* Start Provided records *
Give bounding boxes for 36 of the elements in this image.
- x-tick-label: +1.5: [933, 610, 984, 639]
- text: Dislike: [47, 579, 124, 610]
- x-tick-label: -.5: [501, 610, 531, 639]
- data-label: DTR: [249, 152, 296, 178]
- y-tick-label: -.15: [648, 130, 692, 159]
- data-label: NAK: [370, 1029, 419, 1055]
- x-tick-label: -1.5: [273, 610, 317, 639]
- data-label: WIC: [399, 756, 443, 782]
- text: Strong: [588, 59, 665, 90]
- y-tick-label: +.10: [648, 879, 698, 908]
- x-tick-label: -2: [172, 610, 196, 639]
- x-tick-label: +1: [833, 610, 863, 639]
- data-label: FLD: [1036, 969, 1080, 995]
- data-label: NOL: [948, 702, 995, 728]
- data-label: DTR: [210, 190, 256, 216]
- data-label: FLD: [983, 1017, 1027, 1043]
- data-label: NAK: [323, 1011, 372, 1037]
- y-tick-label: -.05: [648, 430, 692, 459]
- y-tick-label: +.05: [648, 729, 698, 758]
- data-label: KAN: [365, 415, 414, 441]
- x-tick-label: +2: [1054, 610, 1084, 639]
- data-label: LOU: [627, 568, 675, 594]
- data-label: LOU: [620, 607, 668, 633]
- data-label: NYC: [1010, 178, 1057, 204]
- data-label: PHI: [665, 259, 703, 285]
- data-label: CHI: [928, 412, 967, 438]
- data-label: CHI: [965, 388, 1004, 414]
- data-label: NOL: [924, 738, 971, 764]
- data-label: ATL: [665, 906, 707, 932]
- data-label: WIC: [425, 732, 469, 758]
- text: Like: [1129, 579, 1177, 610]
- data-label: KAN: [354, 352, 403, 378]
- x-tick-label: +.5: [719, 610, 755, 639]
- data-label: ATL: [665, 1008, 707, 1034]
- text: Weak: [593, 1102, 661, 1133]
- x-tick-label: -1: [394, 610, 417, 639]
* End Provided records *
* Start Provided records *
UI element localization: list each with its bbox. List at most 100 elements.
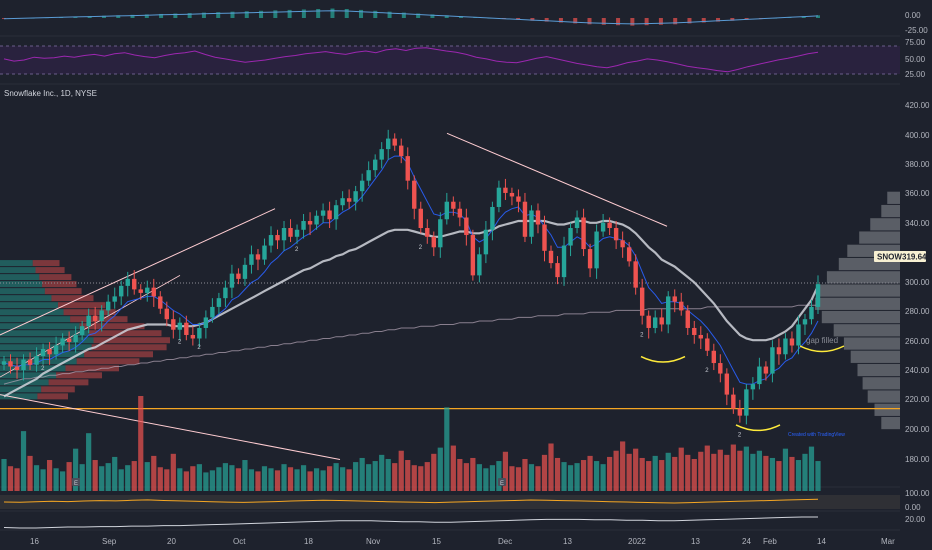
* End Provided records *
* _Exercise description_
Return the lines of the records verbatim, beginning at the line that contains "Give bounding boxes" and ending after the line that contains "- text: Strong: [588, 59, 665, 90]".

* _Answer below_
Give bounding boxes for 36 of the elements in this image.
- x-tick-label: +1.5: [933, 610, 984, 639]
- text: Dislike: [47, 579, 124, 610]
- x-tick-label: -.5: [501, 610, 531, 639]
- data-label: DTR: [249, 152, 296, 178]
- y-tick-label: -.15: [648, 130, 692, 159]
- data-label: NAK: [370, 1029, 419, 1055]
- x-tick-label: -1.5: [273, 610, 317, 639]
- data-label: WIC: [399, 756, 443, 782]
- text: Strong: [588, 59, 665, 90]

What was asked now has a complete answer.